== Data provided

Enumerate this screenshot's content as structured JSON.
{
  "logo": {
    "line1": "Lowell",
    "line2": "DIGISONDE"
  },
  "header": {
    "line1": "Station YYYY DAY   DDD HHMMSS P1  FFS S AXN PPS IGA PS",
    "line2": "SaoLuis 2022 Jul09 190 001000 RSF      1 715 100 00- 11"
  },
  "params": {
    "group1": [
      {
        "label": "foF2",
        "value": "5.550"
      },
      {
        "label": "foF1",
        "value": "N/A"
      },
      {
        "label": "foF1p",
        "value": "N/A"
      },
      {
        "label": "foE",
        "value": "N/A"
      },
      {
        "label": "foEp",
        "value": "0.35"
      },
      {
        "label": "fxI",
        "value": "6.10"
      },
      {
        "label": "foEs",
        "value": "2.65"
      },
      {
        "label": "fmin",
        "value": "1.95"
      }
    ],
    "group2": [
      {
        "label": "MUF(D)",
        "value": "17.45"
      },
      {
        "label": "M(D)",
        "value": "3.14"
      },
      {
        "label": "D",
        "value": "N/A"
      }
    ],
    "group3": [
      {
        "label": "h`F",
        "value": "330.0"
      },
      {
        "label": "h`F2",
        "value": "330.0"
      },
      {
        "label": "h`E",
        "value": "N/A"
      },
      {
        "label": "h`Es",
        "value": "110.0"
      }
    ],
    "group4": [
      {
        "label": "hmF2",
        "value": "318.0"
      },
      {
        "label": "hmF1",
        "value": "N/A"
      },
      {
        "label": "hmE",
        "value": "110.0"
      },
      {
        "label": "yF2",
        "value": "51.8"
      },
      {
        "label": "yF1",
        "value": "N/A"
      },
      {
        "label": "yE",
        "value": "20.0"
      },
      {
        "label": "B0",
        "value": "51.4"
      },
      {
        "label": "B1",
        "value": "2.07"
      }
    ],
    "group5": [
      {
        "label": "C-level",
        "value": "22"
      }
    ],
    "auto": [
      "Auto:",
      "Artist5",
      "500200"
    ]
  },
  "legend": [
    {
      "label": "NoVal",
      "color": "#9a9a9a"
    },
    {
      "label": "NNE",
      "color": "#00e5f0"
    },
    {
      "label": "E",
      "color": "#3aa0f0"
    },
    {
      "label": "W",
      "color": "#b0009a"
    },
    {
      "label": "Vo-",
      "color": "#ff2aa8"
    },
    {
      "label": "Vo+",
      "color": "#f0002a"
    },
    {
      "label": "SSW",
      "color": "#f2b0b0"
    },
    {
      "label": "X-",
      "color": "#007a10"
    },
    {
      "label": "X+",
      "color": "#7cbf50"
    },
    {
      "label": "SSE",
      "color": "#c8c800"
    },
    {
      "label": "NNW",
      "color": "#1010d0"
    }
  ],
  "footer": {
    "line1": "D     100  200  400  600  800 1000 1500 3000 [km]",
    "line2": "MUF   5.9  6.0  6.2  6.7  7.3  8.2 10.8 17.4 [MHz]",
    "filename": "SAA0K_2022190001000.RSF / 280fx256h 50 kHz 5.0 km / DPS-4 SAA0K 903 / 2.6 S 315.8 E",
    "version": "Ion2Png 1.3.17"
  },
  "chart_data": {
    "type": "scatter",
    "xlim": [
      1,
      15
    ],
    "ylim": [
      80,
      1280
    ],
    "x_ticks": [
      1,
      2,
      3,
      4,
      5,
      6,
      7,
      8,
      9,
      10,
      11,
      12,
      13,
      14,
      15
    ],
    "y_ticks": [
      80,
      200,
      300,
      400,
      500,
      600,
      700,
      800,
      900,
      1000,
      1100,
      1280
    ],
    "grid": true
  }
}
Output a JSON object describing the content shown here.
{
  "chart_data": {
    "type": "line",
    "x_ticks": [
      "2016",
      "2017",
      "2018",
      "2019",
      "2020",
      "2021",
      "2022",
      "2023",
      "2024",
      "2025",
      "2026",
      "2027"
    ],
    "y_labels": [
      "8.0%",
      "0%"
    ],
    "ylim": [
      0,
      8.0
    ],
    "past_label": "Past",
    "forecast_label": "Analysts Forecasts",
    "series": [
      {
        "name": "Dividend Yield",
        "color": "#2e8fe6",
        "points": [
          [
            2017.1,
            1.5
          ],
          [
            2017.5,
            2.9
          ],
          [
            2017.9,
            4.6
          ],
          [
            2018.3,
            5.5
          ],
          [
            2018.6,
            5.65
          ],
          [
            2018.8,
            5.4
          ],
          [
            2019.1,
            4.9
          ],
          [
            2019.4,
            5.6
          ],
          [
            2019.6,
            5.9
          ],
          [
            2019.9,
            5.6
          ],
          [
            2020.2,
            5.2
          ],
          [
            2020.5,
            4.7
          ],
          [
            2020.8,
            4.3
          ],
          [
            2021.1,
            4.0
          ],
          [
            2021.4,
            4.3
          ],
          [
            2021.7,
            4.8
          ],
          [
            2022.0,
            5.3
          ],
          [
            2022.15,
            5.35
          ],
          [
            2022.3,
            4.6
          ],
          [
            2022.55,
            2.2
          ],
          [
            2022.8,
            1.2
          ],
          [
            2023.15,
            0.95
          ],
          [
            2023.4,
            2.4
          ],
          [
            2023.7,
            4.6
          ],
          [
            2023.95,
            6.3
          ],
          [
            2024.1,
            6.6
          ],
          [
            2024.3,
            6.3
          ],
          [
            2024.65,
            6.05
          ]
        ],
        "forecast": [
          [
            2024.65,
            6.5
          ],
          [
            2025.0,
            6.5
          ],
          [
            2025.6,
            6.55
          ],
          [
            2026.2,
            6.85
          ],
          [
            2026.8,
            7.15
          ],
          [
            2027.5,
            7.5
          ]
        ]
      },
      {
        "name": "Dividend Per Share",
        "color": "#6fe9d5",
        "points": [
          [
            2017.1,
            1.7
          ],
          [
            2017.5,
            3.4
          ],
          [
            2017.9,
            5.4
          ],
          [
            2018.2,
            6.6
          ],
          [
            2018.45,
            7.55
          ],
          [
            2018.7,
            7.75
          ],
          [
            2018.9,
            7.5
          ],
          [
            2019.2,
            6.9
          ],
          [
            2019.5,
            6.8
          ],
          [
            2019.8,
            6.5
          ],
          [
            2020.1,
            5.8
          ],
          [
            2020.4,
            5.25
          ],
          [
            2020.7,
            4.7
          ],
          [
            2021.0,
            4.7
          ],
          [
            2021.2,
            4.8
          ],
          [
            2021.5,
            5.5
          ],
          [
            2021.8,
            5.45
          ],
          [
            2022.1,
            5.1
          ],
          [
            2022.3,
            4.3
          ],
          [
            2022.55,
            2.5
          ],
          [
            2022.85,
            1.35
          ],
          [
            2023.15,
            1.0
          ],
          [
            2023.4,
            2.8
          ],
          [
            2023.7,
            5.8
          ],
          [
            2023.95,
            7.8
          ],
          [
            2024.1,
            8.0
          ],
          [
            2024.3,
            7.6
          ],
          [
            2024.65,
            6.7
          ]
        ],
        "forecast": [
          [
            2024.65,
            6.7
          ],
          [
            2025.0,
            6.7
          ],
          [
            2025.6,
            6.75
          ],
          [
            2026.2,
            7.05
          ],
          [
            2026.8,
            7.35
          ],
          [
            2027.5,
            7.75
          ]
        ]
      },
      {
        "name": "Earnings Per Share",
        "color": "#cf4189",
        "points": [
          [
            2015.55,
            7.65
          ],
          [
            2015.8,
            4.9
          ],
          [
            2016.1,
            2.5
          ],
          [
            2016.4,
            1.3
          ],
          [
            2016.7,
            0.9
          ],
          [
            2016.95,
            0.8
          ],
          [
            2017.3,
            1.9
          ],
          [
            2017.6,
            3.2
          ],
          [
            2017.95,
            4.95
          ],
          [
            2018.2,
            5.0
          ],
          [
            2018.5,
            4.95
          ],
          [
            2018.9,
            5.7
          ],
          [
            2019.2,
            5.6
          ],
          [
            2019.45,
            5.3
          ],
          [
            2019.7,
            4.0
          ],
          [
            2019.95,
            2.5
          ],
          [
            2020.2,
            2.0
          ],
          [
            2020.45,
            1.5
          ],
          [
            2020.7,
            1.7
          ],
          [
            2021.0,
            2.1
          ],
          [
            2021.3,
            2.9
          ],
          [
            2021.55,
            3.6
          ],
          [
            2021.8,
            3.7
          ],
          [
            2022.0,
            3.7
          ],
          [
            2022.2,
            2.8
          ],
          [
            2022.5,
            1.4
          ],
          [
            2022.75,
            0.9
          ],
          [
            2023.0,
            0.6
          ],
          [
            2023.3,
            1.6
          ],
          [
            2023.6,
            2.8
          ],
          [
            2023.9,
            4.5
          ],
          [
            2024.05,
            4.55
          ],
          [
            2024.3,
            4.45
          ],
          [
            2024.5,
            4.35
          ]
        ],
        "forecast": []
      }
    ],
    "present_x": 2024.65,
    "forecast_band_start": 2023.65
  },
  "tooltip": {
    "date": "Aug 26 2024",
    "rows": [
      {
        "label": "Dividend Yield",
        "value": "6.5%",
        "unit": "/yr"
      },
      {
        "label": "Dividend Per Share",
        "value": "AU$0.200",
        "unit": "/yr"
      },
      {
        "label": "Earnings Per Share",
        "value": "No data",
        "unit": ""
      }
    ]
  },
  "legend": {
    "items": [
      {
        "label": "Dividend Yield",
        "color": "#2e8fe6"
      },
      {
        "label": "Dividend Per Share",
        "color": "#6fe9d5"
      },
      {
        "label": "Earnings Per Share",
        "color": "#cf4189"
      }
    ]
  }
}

====

** Directions **
Determine how many lines contain the word "content" and reply with that number alone.

** Answer to the problem **
2